To do:
Copy each line exactly.

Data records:
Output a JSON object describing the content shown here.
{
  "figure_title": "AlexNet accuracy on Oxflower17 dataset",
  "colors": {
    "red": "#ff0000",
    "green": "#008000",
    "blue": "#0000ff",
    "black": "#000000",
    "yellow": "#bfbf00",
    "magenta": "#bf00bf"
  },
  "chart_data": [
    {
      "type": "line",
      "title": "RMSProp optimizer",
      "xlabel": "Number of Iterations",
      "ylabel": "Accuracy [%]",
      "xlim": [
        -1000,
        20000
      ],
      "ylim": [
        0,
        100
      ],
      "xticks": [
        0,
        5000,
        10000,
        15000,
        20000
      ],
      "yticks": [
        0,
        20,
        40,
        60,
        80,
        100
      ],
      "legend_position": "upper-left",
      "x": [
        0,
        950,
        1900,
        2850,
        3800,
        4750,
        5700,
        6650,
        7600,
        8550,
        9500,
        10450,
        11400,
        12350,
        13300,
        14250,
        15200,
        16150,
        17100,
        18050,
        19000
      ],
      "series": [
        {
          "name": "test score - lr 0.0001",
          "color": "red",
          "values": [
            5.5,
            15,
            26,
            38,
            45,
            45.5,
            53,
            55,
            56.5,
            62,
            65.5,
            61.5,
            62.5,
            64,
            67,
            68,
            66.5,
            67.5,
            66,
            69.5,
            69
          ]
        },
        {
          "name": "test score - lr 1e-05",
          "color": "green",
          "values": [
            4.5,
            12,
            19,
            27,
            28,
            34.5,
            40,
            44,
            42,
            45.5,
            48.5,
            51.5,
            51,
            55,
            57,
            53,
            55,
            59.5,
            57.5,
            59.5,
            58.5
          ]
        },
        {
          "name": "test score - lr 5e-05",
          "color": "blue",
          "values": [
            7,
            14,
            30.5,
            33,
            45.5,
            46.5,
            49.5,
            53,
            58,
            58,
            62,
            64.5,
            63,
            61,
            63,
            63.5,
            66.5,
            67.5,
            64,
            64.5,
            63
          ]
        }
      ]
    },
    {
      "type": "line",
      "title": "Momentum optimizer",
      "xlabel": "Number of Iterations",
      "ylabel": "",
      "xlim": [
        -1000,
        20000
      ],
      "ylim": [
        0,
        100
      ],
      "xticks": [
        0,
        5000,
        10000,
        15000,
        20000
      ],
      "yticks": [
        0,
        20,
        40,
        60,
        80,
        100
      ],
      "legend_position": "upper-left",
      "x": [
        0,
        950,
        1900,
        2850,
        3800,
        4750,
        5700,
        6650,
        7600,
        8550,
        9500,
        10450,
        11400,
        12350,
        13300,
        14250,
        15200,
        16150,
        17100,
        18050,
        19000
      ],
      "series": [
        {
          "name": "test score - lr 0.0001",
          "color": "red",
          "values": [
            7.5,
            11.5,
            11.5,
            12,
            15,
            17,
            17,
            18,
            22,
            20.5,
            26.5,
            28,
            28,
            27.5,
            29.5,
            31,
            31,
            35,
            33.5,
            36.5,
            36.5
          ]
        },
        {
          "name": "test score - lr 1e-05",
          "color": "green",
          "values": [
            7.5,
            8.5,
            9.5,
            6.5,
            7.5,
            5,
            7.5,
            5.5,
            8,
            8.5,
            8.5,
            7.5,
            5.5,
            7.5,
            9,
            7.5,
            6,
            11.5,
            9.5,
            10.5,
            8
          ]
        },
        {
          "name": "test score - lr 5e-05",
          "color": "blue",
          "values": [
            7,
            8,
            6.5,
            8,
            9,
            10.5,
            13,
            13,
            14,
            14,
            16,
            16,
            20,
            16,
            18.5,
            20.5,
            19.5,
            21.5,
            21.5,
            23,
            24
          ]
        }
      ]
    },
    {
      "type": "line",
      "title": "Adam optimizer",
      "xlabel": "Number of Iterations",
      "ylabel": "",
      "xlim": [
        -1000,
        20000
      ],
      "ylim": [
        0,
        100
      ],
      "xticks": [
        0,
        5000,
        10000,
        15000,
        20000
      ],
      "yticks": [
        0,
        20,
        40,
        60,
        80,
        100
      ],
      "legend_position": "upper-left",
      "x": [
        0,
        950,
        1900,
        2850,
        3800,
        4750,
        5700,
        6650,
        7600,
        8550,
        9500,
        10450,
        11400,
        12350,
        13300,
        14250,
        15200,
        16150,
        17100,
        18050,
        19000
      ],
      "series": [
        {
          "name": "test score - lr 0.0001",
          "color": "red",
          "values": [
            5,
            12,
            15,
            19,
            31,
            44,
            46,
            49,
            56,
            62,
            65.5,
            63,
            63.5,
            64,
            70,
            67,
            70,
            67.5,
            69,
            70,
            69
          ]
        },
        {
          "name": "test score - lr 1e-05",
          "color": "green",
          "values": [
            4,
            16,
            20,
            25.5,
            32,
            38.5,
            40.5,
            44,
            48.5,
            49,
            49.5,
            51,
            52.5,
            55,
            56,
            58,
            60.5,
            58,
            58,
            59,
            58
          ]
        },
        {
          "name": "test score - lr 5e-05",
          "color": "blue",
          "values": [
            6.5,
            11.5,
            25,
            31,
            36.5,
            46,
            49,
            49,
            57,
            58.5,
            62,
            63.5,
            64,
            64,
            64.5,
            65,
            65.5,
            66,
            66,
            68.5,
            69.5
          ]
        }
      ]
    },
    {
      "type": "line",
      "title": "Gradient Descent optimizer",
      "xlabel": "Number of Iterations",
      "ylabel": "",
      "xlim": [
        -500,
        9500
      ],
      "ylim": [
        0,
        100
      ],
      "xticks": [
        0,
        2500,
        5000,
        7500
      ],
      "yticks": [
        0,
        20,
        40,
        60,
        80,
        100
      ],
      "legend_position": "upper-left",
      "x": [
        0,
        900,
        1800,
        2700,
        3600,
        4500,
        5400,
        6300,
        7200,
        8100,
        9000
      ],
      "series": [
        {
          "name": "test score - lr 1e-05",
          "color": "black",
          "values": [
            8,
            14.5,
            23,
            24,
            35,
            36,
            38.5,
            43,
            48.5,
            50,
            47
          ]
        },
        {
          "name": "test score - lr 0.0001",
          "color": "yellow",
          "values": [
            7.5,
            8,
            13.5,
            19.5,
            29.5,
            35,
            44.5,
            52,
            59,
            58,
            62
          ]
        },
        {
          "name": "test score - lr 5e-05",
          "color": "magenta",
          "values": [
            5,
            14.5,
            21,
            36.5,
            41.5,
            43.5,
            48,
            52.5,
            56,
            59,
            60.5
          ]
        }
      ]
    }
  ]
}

Task response:
Output a JSON object describing the content shown here.
{
  "figure_title": "AlexNet accuracy on Oxflower17 dataset",
  "colors": {
    "red": "#ff0000",
    "green": "#008000",
    "blue": "#0000ff",
    "black": "#000000",
    "yellow": "#bfbf00",
    "magenta": "#bf00bf"
  },
  "chart_data": [
    {
      "type": "line",
      "title": "RMSProp optimizer",
      "xlabel": "Number of Iterations",
      "ylabel": "Accuracy [%]",
      "xlim": [
        -1000,
        20000
      ],
      "ylim": [
        0,
        100
      ],
      "xticks": [
        0,
        5000,
        10000,
        15000,
        20000
      ],
      "yticks": [
        0,
        20,
        40,
        60,
        80,
        100
      ],
      "legend_position": "upper-left",
      "x": [
        0,
        950,
        1900,
        2850,
        3800,
        4750,
        5700,
        6650,
        7600,
        8550,
        9500,
        10450,
        11400,
        12350,
        13300,
        14250,
        15200,
        16150,
        17100,
        18050,
        19000
      ],
      "series": [
        {
          "name": "test score - lr 0.0001",
          "color": "red",
          "values": [
            5.5,
            15,
            26,
            38,
            45,
            45.5,
            53,
            55,
            56.5,
            62,
            65.5,
            61.5,
            62.5,
            64,
            67,
            68,
            66.5,
            67.5,
            66,
            69.5,
            69
          ]
        },
        {
          "name": "test score - lr 1e-05",
          "color": "green",
          "values": [
            4.5,
            12,
            19,
            27,
            28,
            34.5,
            40,
            44,
            42,
            45.5,
            48.5,
            51.5,
            51,
            55,
            57,
            53,
            55,
            59.5,
            57.5,
            59.5,
            58.5
          ]
        },
        {
          "name": "test score - lr 5e-05",
          "color": "blue",
          "values": [
            7,
            14,
            30.5,
            33,
            45.5,
            46.5,
            49.5,
            53,
            58,
            58,
            62,
            64.5,
            63,
            61,
            63,
            63.5,
            66.5,
            67.5,
            64,
            64.5,
            63
          ]
        }
      ]
    },
    {
      "type": "line",
      "title": "Momentum optimizer",
      "xlabel": "Number of Iterations",
      "ylabel": "",
      "xlim": [
        -1000,
        20000
      ],
      "ylim": [
        0,
        100
      ],
      "xticks": [
        0,
        5000,
        10000,
        15000,
        20000
      ],
      "yticks": [
        0,
        20,
        40,
        60,
        80,
        100
      ],
      "legend_position": "upper-left",
      "x": [
        0,
        950,
        1900,
        2850,
        3800,
        4750,
        5700,
        6650,
        7600,
        8550,
        9500,
        10450,
        11400,
        12350,
        13300,
        14250,
        15200,
        16150,
        17100,
        18050,
        19000
      ],
      "series": [
        {
          "name": "test score - lr 0.0001",
          "color": "red",
          "values": [
            7.5,
            11.5,
            11.5,
            12,
            15,
            17,
            17,
            18,
            22,
            20.5,
            26.5,
            28,
            28,
            27.5,
            29.5,
            31,
            31,
            35,
            33.5,
            36.5,
            36.5
          ]
        },
        {
          "name": "test score - lr 1e-05",
          "color": "green",
          "values": [
            7.5,
            8.5,
            9.5,
            6.5,
            7.5,
            5,
            7.5,
            5.5,
            8,
            8.5,
            8.5,
            7.5,
            5.5,
            7.5,
            9,
            7.5,
            6,
            11.5,
            9.5,
            10.5,
            8
          ]
        },
        {
          "name": "test score - lr 5e-05",
          "color": "blue",
          "values": [
            7,
            8,
            6.5,
            8,
            9,
            10.5,
            13,
            13,
            14,
            14,
            16,
            16,
            20,
            16,
            18.5,
            20.5,
            19.5,
            21.5,
            21.5,
            23,
            24
          ]
        }
      ]
    },
    {
      "type": "line",
      "title": "Adam optimizer",
      "xlabel": "Number of Iterations",
      "ylabel": "",
      "xlim": [
        -1000,
        20000
      ],
      "ylim": [
        0,
        100
      ],
      "xticks": [
        0,
        5000,
        10000,
        15000,
        20000
      ],
      "yticks": [
        0,
        20,
        40,
        60,
        80,
        100
      ],
      "legend_position": "upper-left",
      "x": [
        0,
        950,
        1900,
        2850,
        3800,
        4750,
        5700,
        6650,
        7600,
        8550,
        9500,
        10450,
        11400,
        12350,
        13300,
        14250,
        15200,
        16150,
        17100,
        18050,
        19000
      ],
      "series": [
        {
          "name": "test score - lr 0.0001",
          "color": "red",
          "values": [
            5,
            12,
            15,
            19,
            31,
            44,
            46,
            49,
            56,
            62,
            65.5,
            63,
            63.5,
            64,
            70,
            67,
            70,
            67.5,
            69,
            70,
            69
          ]
        },
        {
          "name": "test score - lr 1e-05",
          "color": "green",
          "values": [
            4,
            16,
            20,
            25.5,
            32,
            38.5,
            40.5,
            44,
            48.5,
            49,
            49.5,
            51,
            52.5,
            55,
            56,
            58,
            60.5,
            58,
            58,
            59,
            58
          ]
        },
        {
          "name": "test score - lr 5e-05",
          "color": "blue",
          "values": [
            6.5,
            11.5,
            25,
            31,
            36.5,
            46,
            49,
            49,
            57,
            58.5,
            62,
            63.5,
            64,
            64,
            64.5,
            65,
            65.5,
            66,
            66,
            68.5,
            69.5
          ]
        }
      ]
    },
    {
      "type": "line",
      "title": "Gradient Descent optimizer",
      "xlabel": "Number of Iterations",
      "ylabel": "",
      "xlim": [
        -500,
        9500
      ],
      "ylim": [
        0,
        100
      ],
      "xticks": [
        0,
        2500,
        5000,
        7500
      ],
      "yticks": [
        0,
        20,
        40,
        60,
        80,
        100
      ],
      "legend_position": "upper-left",
      "x": [
        0,
        900,
        1800,
        2700,
        3600,
        4500,
        5400,
        6300,
        7200,
        8100,
        9000
      ],
      "series": [
        {
          "name": "test score - lr 1e-05",
          "color": "black",
          "values": [
            8,
            14.5,
            23,
            24,
            35,
            36,
            38.5,
            43,
            48.5,
            50,
            47
          ]
        },
        {
          "name": "test score - lr 0.0001",
          "color": "yellow",
          "values": [
            7.5,
            8,
            13.5,
            19.5,
            29.5,
            35,
            44.5,
            52,
            59,
            58,
            62
          ]
        },
        {
          "name": "test score - lr 5e-05",
          "color": "magenta",
          "values": [
            5,
            14.5,
            21,
            36.5,
            41.5,
            43.5,
            48,
            52.5,
            56,
            59,
            60.5
          ]
        }
      ]
    }
  ]
}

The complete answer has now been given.